All of the material below is to be repeated exactly.

# Working data:
+---+

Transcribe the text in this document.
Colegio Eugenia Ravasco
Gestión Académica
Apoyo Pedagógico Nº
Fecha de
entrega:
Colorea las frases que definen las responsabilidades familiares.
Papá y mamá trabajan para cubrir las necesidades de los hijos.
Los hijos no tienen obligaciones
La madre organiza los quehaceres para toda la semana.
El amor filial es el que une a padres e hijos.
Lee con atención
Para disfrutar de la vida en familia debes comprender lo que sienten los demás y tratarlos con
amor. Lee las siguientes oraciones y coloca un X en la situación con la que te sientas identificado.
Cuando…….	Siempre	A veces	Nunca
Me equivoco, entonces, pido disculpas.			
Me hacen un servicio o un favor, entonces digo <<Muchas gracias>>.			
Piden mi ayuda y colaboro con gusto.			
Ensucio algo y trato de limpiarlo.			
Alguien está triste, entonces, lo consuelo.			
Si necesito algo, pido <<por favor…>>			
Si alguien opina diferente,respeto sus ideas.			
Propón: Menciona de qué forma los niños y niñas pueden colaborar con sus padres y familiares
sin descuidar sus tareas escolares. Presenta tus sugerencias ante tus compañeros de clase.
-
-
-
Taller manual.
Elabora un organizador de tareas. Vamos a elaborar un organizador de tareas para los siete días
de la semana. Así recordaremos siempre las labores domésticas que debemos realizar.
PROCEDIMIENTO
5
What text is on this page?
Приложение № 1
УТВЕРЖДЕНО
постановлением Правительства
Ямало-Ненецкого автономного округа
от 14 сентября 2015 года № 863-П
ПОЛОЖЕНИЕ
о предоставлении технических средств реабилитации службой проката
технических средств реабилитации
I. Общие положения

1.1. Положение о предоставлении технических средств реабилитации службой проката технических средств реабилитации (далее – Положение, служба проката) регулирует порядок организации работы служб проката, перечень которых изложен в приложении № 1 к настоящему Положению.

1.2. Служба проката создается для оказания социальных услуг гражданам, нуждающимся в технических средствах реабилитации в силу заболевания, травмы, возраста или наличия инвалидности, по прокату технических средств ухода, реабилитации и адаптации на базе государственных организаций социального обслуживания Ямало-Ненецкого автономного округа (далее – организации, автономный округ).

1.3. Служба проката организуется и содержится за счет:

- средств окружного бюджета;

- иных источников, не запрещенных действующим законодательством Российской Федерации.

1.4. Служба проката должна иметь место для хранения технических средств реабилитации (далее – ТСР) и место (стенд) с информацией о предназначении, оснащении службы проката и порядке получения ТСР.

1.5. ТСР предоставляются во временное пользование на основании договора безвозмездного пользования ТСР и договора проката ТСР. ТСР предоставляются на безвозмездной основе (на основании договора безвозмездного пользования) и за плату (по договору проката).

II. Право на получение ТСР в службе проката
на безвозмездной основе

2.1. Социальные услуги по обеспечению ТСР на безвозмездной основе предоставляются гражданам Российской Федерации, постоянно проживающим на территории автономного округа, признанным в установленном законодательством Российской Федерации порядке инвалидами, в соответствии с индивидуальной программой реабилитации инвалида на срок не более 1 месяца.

+---+

# Full response:
Transcribe the text in this document.
Colegio Eugenia Ravasco
Gestión Académica
Apoyo Pedagógico Nº
Fecha de
entrega:
Colorea las frases que definen las responsabilidades familiares.
Papá y mamá trabajan para cubrir las necesidades de los hijos.
Los hijos no tienen obligaciones
La madre organiza los quehaceres para toda la semana.
El amor filial es el que une a padres e hijos.
Lee con atención
Para disfrutar de la vida en familia debes comprender lo que sienten los demás y tratarlos con
amor. Lee las siguientes oraciones y coloca un X en la situación con la que te sientas identificado.
Cuando…….	Siempre	A veces	Nunca
Me equivoco, entonces, pido disculpas.			
Me hacen un servicio o un favor, entonces digo <<Muchas gracias>>.			
Piden mi ayuda y colaboro con gusto.			
Ensucio algo y trato de limpiarlo.			
Alguien está triste, entonces, lo consuelo.			
Si necesito algo, pido <<por favor…>>			
Si alguien opina diferente,respeto sus ideas.			
Propón: Menciona de qué forma los niños y niñas pueden colaborar con sus padres y familiares
sin descuidar sus tareas escolares. Presenta tus sugerencias ante tus compañeros de clase.
-
-
-
Taller manual.
Elabora un organizador de tareas. Vamos a elaborar un organizador de tareas para los siete días
de la semana. Así recordaremos siempre las labores domésticas que debemos realizar.
PROCEDIMIENTO
5
What text is on this page?
Приложение № 1
УТВЕРЖДЕНО
постановлением Правительства
Ямало-Ненецкого автономного округа
от 14 сентября 2015 года № 863-П
ПОЛОЖЕНИЕ
о предоставлении технических средств реабилитации службой проката
технических средств реабилитации
I. Общие положения

1.1. Положение о предоставлении технических средств реабилитации службой проката технических средств реабилитации (далее – Положение, служба проката) регулирует порядок организации работы служб проката, перечень которых изложен в приложении № 1 к настоящему Положению.

1.2. Служба проката создается для оказания социальных услуг гражданам, нуждающимся в технических средствах реабилитации в силу заболевания, травмы, возраста или наличия инвалидности, по прокату технических средств ухода, реабилитации и адаптации на базе государственных организаций социального обслуживания Ямало-Ненецкого автономного округа (далее – организации, автономный округ).

1.3. Служба проката организуется и содержится за счет:

- средств окружного бюджета;

- иных источников, не запрещенных действующим законодательством Российской Федерации.

1.4. Служба проката должна иметь место для хранения технических средств реабилитации (далее – ТСР) и место (стенд) с информацией о предназначении, оснащении службы проката и порядке получения ТСР.

1.5. ТСР предоставляются во временное пользование на основании договора безвозмездного пользования ТСР и договора проката ТСР. ТСР предоставляются на безвозмездной основе (на основании договора безвозмездного пользования) и за плату (по договору проката).

II. Право на получение ТСР в службе проката
на безвозмездной основе

2.1. Социальные услуги по обеспечению ТСР на безвозмездной основе предоставляются гражданам Российской Федерации, постоянно проживающим на территории автономного округа, признанным в установленном законодательством Российской Федерации порядке инвалидами, в соответствии с индивидуальной программой реабилитации инвалида на срок не более 1 месяца.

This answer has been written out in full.